▸ **PROBLEM TO WORK ON**: Produce an exact copy of all the data below, dropping every image.

▸ **Stored items**:
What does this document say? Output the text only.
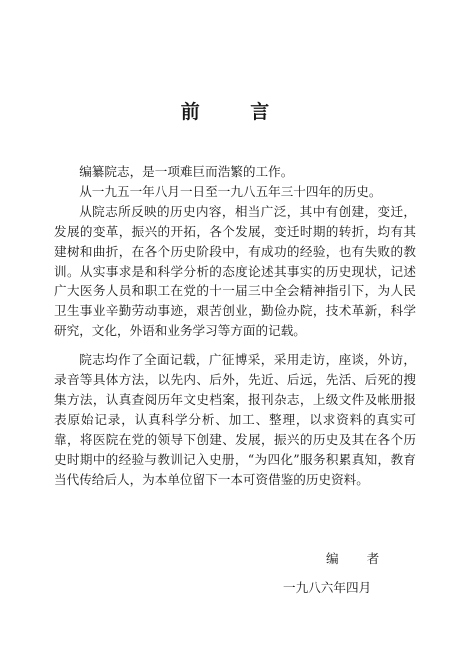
前 言

编纂院志，是一项难巨而浩繁的工作。

从一九五一年八月一日至一九八五年三十四年的历史。

从院志所反映的历史内容，相当广泛，其中有创建，变迁，发展的变革，振兴的开拓，各个发展，变迁时期的转折，均有其建树和曲折，在各个历史阶段中，有成功的经验，也有失败的教训。从实事求是和科学分析的态度论述其事实的历史现状，记述广大医务人员和职工在党的十一届三中全会精神指引下，为人民卫生事业辛勤劳动事迹，艰苦创业，勤俭办院，技术革新，科学研究，文化，外语和业务学习等方面的记载。

院志均作了全面记载，广征博采，采用走访，座谈，外访，录音等具体方法，以先内、后外，先近、后远，先活、后死的搜集方法，认真查阅历年文史档案，报刊杂志，上级文件及帐册报表原始记录，认真科学分析、加工、整理，以求资料的真实可靠，将医院在党的领导下创建、发展，振兴的历史及其在各个历史时期中的经验与教训记入史册，“为四化”服务积累真知，教育当代传给后人，为本单位留下一本可资借鉴的历史资料。

编 者
一九八六年四月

▸ **PROBLEM SOLUTION**:
What does this document say? Output the text only.
前 言

编纂院志，是一项难巨而浩繁的工作。

从一九五一年八月一日至一九八五年三十四年的历史。

从院志所反映的历史内容，相当广泛，其中有创建，变迁，发展的变革，振兴的开拓，各个发展，变迁时期的转折，均有其建树和曲折，在各个历史阶段中，有成功的经验，也有失败的教训。从实事求是和科学分析的态度论述其事实的历史现状，记述广大医务人员和职工在党的十一届三中全会精神指引下，为人民卫生事业辛勤劳动事迹，艰苦创业，勤俭办院，技术革新，科学研究，文化，外语和业务学习等方面的记载。

院志均作了全面记载，广征博采，采用走访，座谈，外访，录音等具体方法，以先内、后外，先近、后远，先活、后死的搜集方法，认真查阅历年文史档案，报刊杂志，上级文件及帐册报表原始记录，认真科学分析、加工、整理，以求资料的真实可靠，将医院在党的领导下创建、发展，振兴的历史及其在各个历史时期中的经验与教训记入史册，“为四化”服务积累真知，教育当代传给后人，为本单位留下一本可资借鉴的历史资料。

编 者
一九八六年四月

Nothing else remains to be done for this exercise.